## DOCUMENTO FUENTE:
= = = = =

Equilibrio

Todas las personas atravesamos etapas dulces en nuestra vida: etapas en las que nos sentimos socialmente muy bien aceptados, etapas de éxito académico o profesional, etapas en los que nos sentimos muy queridos, etapas en las que disfrutamos mucho de la vida, etapas en las que nos sentimos creativos, etapas en las que nos sentimos valientes, etapas en las que nos comemos el mundo o etapas en las de, de una u otra manera, sentimos que triunfamos.

De la misma manera que pasamos etapas complicadas, en las que sentimos que nos desbordan los problemas, o en las que nos sentimos tristes, inseguros, de mal humor, poco queridos, agobiados, estresados, desanimados o bichos raros a los que nadie ni entiende ni entenderá jamás.

Todas esas etapas y todos esos sentires forman parte de la vida. Una vida en la que habitualmente se alternan las luces y las sombras, las cosas buenas con las que no lo son tanto. Todas son necesarias. Todas tienen su porqué y su para qué. Y son muchas las veces que, con el paso del tiempo, nos damos cuenta de que esas etapas complicadas -que ninguno desearíamos para nosotros mismos- nos han ayudado a crecer, a aprender, a saber ponernos en la piel del otro o a poner en valor las cosas buenas que tenemos.

En los momentos de triunfo, sobre todo cuando se alargan en el tiempo, es fácil que nos vengamos arriba, que nos crezcamos y que terminemos por creer que lo tenemos todo controlado y que el mérito es nuestro.

Y podemos perder el equilibrio.

Cuando las cosas no nos van bien, por el contrario, es fácil que nos desbordemos y nos vengamos abajo. Y que incluso nos castiguemos a nosotros mismos echándonos las culpas de cosas que a veces no era posible evitar.

= = = = =

## EJERCICIO BREVE 1:
Traduce al inglés esta oración del texto sobre el equilibrio: «Todas esas etapas y todos esos sentires forman parte de la vida.»
## EJERCICIO BREVE 2:
Retoma el texto sobre el equilibrio justo después de su última oración y escribe cómo sigue.

[Algunos registros]
= = = = =

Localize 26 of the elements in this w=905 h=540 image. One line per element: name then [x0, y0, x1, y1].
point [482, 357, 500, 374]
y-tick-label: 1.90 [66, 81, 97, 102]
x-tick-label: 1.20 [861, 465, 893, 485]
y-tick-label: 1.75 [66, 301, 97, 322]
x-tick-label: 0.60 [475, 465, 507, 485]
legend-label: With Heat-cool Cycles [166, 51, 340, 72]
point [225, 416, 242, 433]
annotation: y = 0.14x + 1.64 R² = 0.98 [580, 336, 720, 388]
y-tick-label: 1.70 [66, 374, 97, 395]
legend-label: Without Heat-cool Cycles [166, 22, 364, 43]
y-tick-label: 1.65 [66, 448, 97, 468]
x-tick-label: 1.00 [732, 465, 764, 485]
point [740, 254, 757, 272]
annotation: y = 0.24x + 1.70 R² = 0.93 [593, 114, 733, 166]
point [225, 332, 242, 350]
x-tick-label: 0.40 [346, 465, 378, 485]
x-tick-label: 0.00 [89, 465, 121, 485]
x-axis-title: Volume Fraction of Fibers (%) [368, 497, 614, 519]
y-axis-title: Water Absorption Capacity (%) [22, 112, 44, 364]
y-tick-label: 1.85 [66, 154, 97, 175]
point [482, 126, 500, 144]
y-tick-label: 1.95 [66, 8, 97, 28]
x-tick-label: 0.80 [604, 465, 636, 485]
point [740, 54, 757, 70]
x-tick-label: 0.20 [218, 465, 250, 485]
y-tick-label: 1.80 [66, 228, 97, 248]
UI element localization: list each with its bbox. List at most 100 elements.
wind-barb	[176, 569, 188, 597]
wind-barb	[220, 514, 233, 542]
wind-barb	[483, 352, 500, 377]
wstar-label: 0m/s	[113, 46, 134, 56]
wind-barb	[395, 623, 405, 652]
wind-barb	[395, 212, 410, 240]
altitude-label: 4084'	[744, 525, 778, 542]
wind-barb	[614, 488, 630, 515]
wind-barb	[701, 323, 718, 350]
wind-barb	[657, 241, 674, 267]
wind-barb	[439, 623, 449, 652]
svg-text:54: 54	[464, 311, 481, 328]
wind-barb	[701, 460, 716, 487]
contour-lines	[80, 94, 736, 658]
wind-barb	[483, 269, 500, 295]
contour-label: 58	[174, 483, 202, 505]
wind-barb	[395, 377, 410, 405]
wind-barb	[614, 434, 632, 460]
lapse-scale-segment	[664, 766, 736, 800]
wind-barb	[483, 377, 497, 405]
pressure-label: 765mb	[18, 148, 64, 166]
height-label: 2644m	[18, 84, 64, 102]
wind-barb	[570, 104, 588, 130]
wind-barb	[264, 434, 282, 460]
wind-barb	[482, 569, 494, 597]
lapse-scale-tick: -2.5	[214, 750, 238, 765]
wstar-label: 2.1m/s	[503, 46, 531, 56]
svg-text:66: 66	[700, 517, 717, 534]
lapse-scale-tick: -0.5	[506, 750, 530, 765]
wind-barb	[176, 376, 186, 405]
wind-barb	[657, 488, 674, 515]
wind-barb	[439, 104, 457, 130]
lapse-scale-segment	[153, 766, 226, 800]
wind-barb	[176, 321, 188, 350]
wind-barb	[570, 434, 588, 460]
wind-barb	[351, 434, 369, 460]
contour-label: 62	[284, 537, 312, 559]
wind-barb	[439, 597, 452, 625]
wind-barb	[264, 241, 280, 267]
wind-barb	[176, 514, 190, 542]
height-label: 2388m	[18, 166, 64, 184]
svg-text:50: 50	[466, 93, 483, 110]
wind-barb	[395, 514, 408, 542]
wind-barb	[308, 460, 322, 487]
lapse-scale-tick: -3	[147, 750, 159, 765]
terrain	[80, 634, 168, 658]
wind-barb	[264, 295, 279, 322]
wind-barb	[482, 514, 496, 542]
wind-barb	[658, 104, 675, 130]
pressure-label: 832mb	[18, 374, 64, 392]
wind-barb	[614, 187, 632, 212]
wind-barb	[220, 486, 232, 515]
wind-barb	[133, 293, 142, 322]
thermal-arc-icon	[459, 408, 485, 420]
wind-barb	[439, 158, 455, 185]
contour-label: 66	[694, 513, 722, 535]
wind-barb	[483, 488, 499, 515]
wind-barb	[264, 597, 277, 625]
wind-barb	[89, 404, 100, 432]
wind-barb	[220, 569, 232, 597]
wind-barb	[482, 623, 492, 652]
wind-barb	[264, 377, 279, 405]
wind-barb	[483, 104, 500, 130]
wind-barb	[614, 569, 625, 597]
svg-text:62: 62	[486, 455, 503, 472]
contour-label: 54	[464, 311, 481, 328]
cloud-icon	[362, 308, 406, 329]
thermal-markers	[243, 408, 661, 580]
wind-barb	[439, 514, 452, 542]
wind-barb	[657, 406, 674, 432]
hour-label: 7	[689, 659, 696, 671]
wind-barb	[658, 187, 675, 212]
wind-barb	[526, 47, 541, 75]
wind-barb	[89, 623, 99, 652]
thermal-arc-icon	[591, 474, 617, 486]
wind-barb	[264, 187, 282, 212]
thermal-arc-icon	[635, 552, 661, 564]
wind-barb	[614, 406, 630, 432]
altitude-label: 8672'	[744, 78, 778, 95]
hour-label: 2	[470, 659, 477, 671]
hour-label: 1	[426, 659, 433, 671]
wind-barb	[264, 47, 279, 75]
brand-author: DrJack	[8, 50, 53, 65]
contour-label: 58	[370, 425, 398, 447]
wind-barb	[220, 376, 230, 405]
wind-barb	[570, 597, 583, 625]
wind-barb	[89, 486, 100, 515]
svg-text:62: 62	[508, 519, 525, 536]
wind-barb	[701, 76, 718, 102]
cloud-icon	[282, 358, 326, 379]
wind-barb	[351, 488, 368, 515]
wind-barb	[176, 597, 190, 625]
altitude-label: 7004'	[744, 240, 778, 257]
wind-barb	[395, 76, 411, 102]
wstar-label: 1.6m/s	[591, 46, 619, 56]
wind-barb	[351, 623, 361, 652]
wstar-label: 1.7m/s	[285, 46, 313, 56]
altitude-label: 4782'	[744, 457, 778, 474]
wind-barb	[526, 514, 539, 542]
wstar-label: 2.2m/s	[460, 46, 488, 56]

= = = = =

## RESPUESTA CORRECTA 1:
All those stages and all those feelings are part of life.

## RESPUESTA CORRECTA 2:
También podemos perder el equilibrio.

Porque tan errado es venirse demasiado arriba cuando la vida nos sonríe, como derrumbarse cuando las cosas nos van mal.

Lo acertado, creo yo, es apoyarse en Dios. Siempre. Cuando las cosas van bien y cuando no lo van tanto. Es lo único que es estable y lo único que sabemos que siempre, siempre, siempre, tendremos con nosotros. Aunque a veces nos parezca que no nos escucha, o que permanece en silencio o que ha desaparecido de nuestra vida. Él siempre está ahí y siempre lo estará. En la retaguardia. Queriéndonos con un amor tan infinito y tan incondicional como inmerecido. Afortunadamente no nos quiere por nuestros méritos, sino porque es, sobre todo, Padre.

Si nos apoyamos, de verdad, en Dios, cuando la vida nos sonría sentiremos su mano en lugar de nuestro esfuerzo, nuestro buen hacer y nuestros méritos. Y las soberbias y ese llegar a mirar al otro con aires de superioridad nunca llegarán. Porque sabremos que, como niños, somos cuidados y ayudados. Y que desde el Cielo están poniendo todo lo que a nosotros nos falta.

De la misma manera que si nos apoyamos, de verdad, en Dios, cuando las cosas nos vayan mal sentiremos igualmente su mano acariciándonos y sosteniéndonos. Tendremos muy presente que Él sabe más y confiaremos en que todo tendrá sentido; un sentido que, más pronto o más tarde, terminaremos conociendo.

Como siempre hizo Jesús, quien no se creció el Domingo de Ramos cuando todo el pueblo le aclamaba como profeta, de la misma manera que tampoco se achantó poco después cuando lo cogieron preso y lo maltrataron en la pasión. Siempre tuvo claro quién era y siempre confió en el plan que su Padre dispuso para él. Y todo terminó por tener sentido.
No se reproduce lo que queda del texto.